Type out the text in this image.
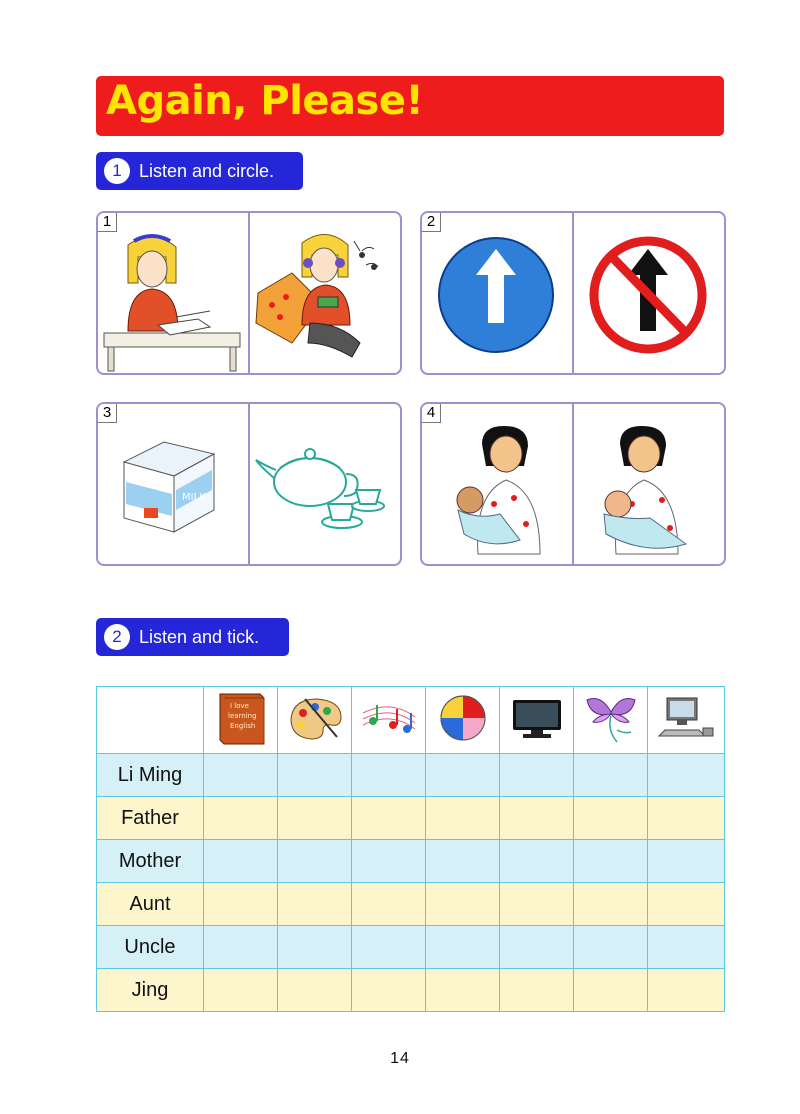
Again, Please!
1 Listen and circle.
1	2
3
MILK
4
2 Listen and tick.

I love
learning
English

Li Ming							
Father							
Mother							
Aunt							
Uncle							
Jing							
14
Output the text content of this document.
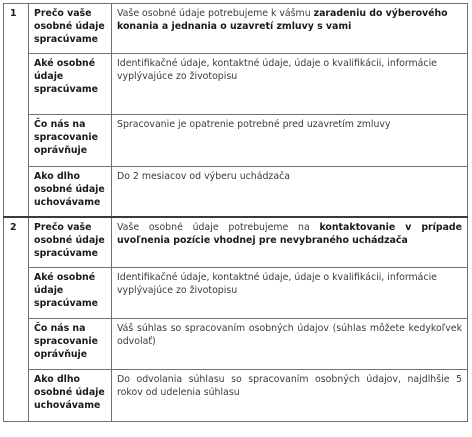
1	Prečo vaše osobné údaje spracúvame	Vaše osobné údaje potrebujeme k vášmu zaradeniu do výberového konania a jednania o uzavretí zmluvy s vami
	Aké osobné údaje spracúvame	Identifikačné údaje, kontaktné údaje, údaje o kvalifikácii, informácie vyplývajúce zo životopisu
	Čo nás na spracovanie oprávňuje	Spracovanie je opatrenie potrebné pred uzavretím zmluvy
	Ako dlho osobné údaje uchovávame	Do 2 mesiacov od výberu uchádzača
2	Prečo vaše osobné údaje spracúvame	Vaše osobné údaje potrebujeme na kontaktovanie v prípade uvoľnenia pozície vhodnej pre nevybraného uchádzača
	Aké osobné údaje spracúvame	Identifikačné údaje, kontaktné údaje, údaje o kvalifikácii, informácie vyplývajúce zo životopisu
	Čo nás na spracovanie oprávňuje	Váš súhlas so spracovaním osobných údajov (súhlas môžete kedykoľvek odvolať)
	Ako dlho osobné údaje uchovávame	Do odvolania súhlasu so spracovaním osobných údajov, najdlhšie 5 rokov od udelenia súhlasu
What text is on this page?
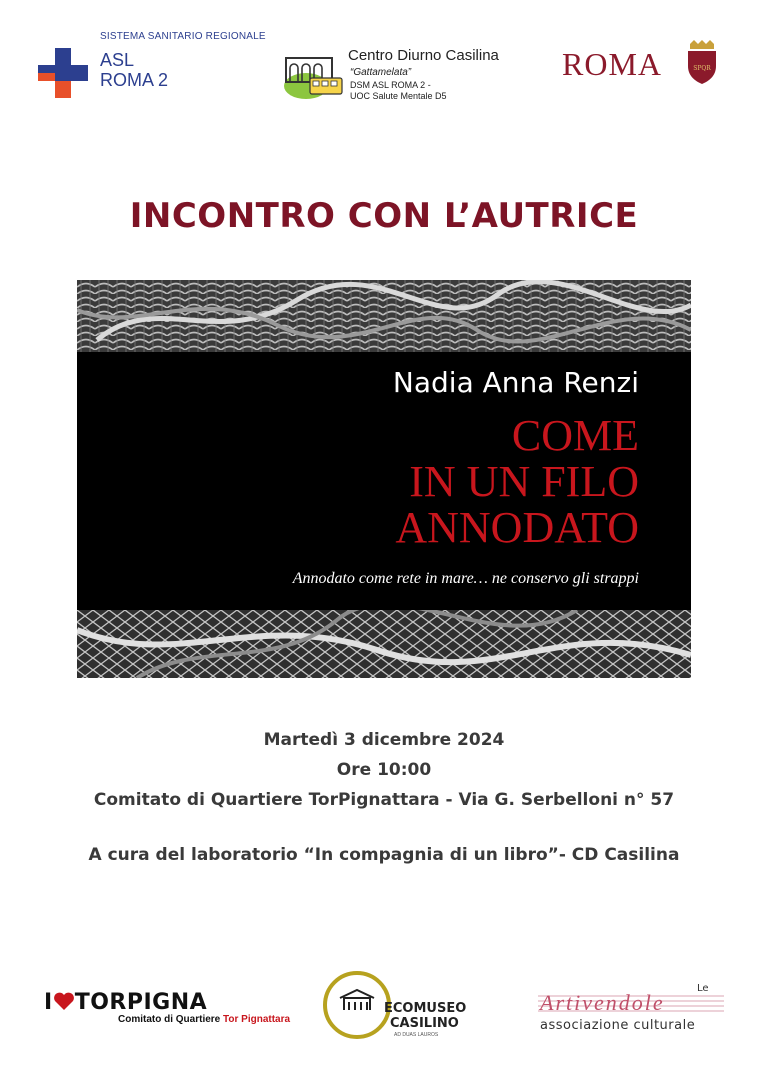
SISTEMA SANITARIO REGIONALE
ASL
ROMA 2
Centro Diurno Casilina
“Gattamelata”
DSM ASL ROMA 2 -
UOC Salute Mentale D5
ROMA	SPQR
INCONTRO CON L’AUTRICE
Nadia Anna Renzi
COME
IN UN FILO
ANNODATO
Annodato come rete in mare… ne conservo gli strappi
Martedì 3 dicembre 2024
Ore 10:00
Comitato di Quartiere TorPignattara - Via G. Serbelloni n° 57
A cura del laboratorio “In compagnia di un libro”- CD Casilina
I TORPIGNA
Comitato di Quartiere Tor Pignattara
ECOMUSEO
CASILINO
AD DUAS LAUROS
Le
Artivendole
associazione culturale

DIRECTIONS: Copy out all lines from the material above that contain the string "osobných".

TASK OUTPUT:
	Čo nás na spracovanie oprávňuje	Váš súhlas so spracovaním osobných údajov (súhlas môžete kedykoľvek odvolať)
	Ako dlho osobné údaje uchovávame	Do odvolania súhlasu so spracovaním osobných údajov, najdlhšie 5 rokov od udelenia súhlasu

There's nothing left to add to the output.